Aim: Can you print the data exactly and leave out each image?

(Stored data entries)
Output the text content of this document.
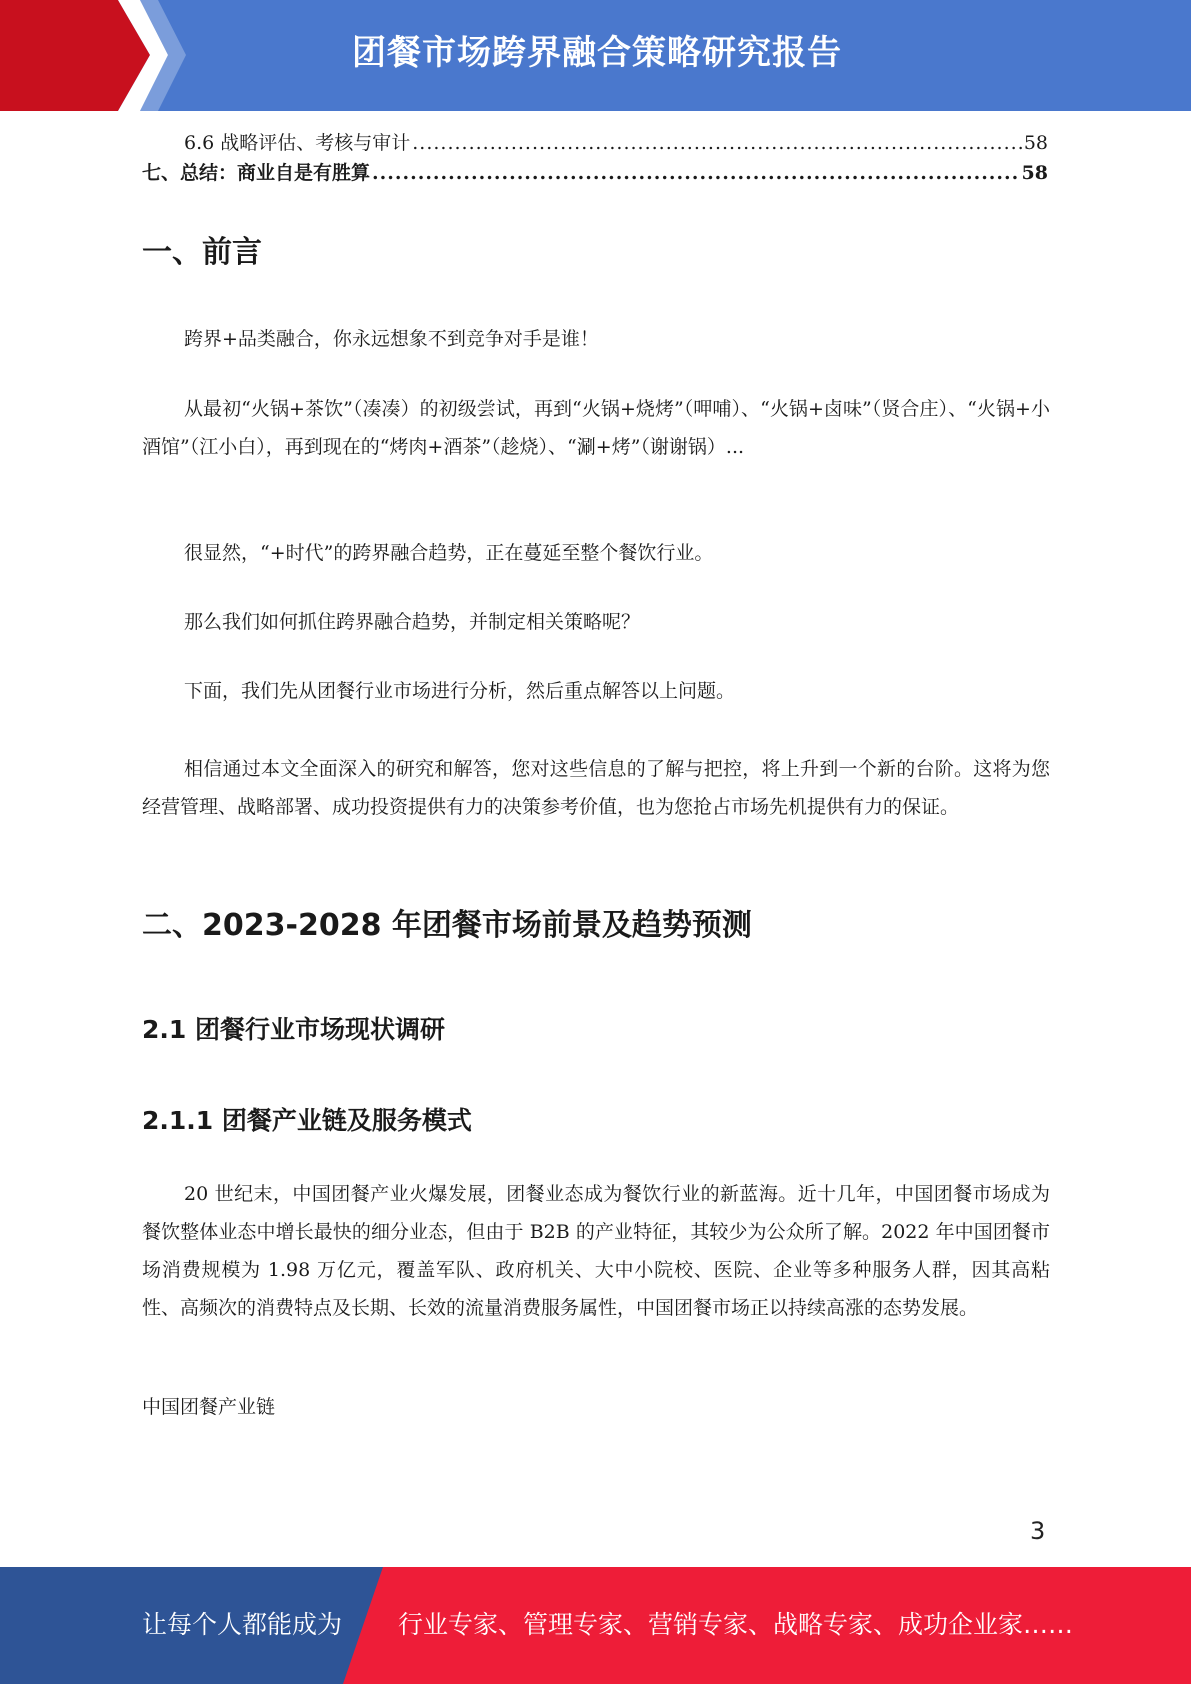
团餐市场跨界融合策略研究报告
6.6 战略评估、考核与审计 .....	58
七、总结：商业自是有胜算 .....	58
一、前言

跨界+品类融合，你永远想象不到竞争对手是谁！

从最初“火锅+茶饮”（凑凑）的初级尝试，再到“火锅+烧烤”（呷哺）、“火锅+卤味”（贤合庄）、“火锅+小酒馆”（江小白），再到现在的“烤肉+酒茶”（趁烧）、“涮+烤”（谢谢锅）...

很显然，“+时代”的跨界融合趋势，正在蔓延至整个餐饮行业。

那么我们如何抓住跨界融合趋势，并制定相关策略呢？

下面，我们先从团餐行业市场进行分析，然后重点解答以上问题。

相信通过本文全面深入的研究和解答，您对这些信息的了解与把控，将上升到一个新的台阶。这将为您经营管理、战略部署、成功投资提供有力的决策参考价值，也为您抢占市场先机提供有力的保证。

二、2023-2028 年团餐市场前景及趋势预测
2.1 团餐行业市场现状调研
2.1.1 团餐产业链及服务模式

20 世纪末，中国团餐产业火爆发展，团餐业态成为餐饮行业的新蓝海。近十几年，中国团餐市场成为餐饮整体业态中增长最快的细分业态，但由于 B2B 的产业特征，其较少为公众所了解。2022 年中国团餐市场消费规模为 1.98 万亿元，覆盖军队、政府机关、大中小院校、医院、企业等多种服务人群，因其高粘性、高频次的消费特点及长期、长效的流量消费服务属性，中国团餐市场正以持续高涨的态势发展。

中国团餐产业链

3
让每个人都能成为 行业专家、管理专家、营销专家、战略专家、成功企业家……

Task output:
Output the text content of this document.
团餐市场跨界融合策略研究报告
6.6 战略评估、考核与审计 .....	58
七、总结：商业自是有胜算 .....	58
一、前言

跨界+品类融合，你永远想象不到竞争对手是谁！

从最初“火锅+茶饮”（凑凑）的初级尝试，再到“火锅+烧烤”（呷哺）、“火锅+卤味”（贤合庄）、“火锅+小酒馆”（江小白），再到现在的“烤肉+酒茶”（趁烧）、“涮+烤”（谢谢锅）...

很显然，“+时代”的跨界融合趋势，正在蔓延至整个餐饮行业。

那么我们如何抓住跨界融合趋势，并制定相关策略呢？

下面，我们先从团餐行业市场进行分析，然后重点解答以上问题。

相信通过本文全面深入的研究和解答，您对这些信息的了解与把控，将上升到一个新的台阶。这将为您经营管理、战略部署、成功投资提供有力的决策参考价值，也为您抢占市场先机提供有力的保证。

二、2023-2028 年团餐市场前景及趋势预测
2.1 团餐行业市场现状调研
2.1.1 团餐产业链及服务模式

20 世纪末，中国团餐产业火爆发展，团餐业态成为餐饮行业的新蓝海。近十几年，中国团餐市场成为餐饮整体业态中增长最快的细分业态，但由于 B2B 的产业特征，其较少为公众所了解。2022 年中国团餐市场消费规模为 1.98 万亿元，覆盖军队、政府机关、大中小院校、医院、企业等多种服务人群，因其高粘性、高频次的消费特点及长期、长效的流量消费服务属性，中国团餐市场正以持续高涨的态势发展。

中国团餐产业链

3
让每个人都能成为 行业专家、管理专家、营销专家、战略专家、成功企业家……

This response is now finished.